EXERCISE TASK. Look for the string "type" in every line, and copy each line that has it.

_ _ _ _ _

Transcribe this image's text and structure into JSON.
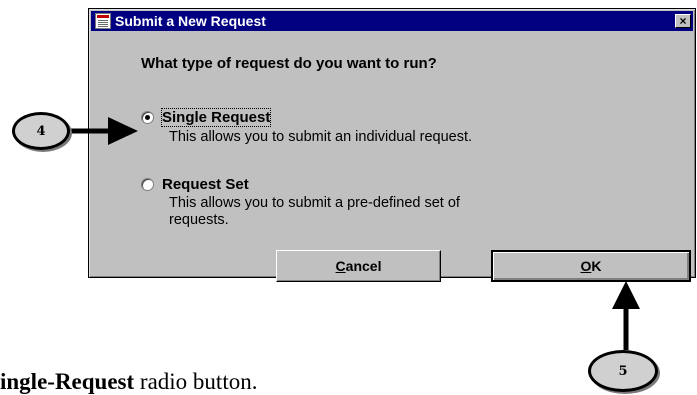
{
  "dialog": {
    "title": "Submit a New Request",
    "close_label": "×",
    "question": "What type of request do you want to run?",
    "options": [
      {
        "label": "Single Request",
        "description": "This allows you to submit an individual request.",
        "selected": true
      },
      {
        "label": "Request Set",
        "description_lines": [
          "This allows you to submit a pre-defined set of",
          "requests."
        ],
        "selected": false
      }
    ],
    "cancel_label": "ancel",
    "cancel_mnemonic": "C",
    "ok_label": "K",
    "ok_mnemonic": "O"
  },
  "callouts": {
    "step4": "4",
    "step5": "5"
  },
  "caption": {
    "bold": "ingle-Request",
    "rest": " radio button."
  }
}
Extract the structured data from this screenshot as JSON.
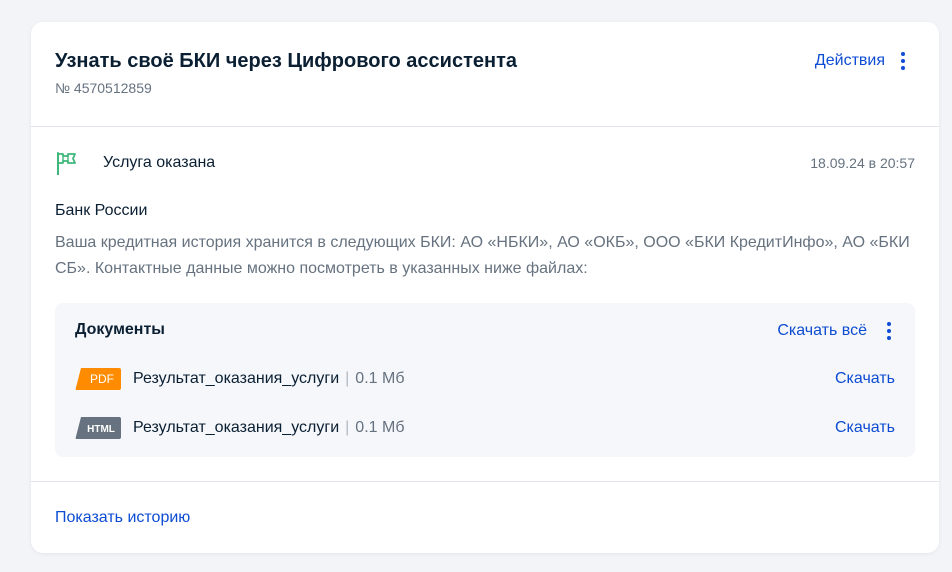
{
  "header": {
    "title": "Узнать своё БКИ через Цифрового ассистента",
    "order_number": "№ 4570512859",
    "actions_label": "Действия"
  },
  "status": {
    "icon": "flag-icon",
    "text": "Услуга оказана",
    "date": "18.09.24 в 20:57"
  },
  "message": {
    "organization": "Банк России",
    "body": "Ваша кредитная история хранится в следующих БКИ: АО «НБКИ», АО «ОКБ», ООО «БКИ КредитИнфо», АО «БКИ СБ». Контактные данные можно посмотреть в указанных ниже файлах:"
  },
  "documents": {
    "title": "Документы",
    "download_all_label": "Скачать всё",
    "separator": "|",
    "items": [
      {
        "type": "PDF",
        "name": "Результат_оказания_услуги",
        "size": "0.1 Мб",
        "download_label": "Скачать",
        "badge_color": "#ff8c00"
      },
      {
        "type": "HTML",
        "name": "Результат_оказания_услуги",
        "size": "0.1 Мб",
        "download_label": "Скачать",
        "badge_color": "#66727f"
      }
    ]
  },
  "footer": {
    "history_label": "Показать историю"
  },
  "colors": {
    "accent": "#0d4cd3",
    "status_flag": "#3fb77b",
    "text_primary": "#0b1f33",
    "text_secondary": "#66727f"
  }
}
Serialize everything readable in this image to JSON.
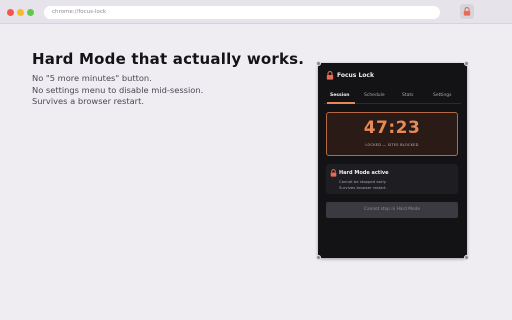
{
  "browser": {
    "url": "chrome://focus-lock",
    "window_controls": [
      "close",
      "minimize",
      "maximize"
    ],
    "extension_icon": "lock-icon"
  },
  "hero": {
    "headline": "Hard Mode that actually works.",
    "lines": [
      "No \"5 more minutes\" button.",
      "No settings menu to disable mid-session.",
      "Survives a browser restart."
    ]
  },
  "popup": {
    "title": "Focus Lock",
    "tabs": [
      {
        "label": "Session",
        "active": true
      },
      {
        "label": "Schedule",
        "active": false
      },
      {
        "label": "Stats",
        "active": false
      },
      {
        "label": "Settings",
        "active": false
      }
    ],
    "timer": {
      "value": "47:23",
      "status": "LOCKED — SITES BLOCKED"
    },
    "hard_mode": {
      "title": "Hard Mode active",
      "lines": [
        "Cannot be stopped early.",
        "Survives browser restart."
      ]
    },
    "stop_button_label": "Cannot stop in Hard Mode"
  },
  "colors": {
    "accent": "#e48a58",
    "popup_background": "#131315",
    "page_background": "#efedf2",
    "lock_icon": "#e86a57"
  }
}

_ _ _ _ _

OUTPUT BELOW.
    "question": "What type of request do you want to run?",
        "type": "PDF",
        "type": "HTML",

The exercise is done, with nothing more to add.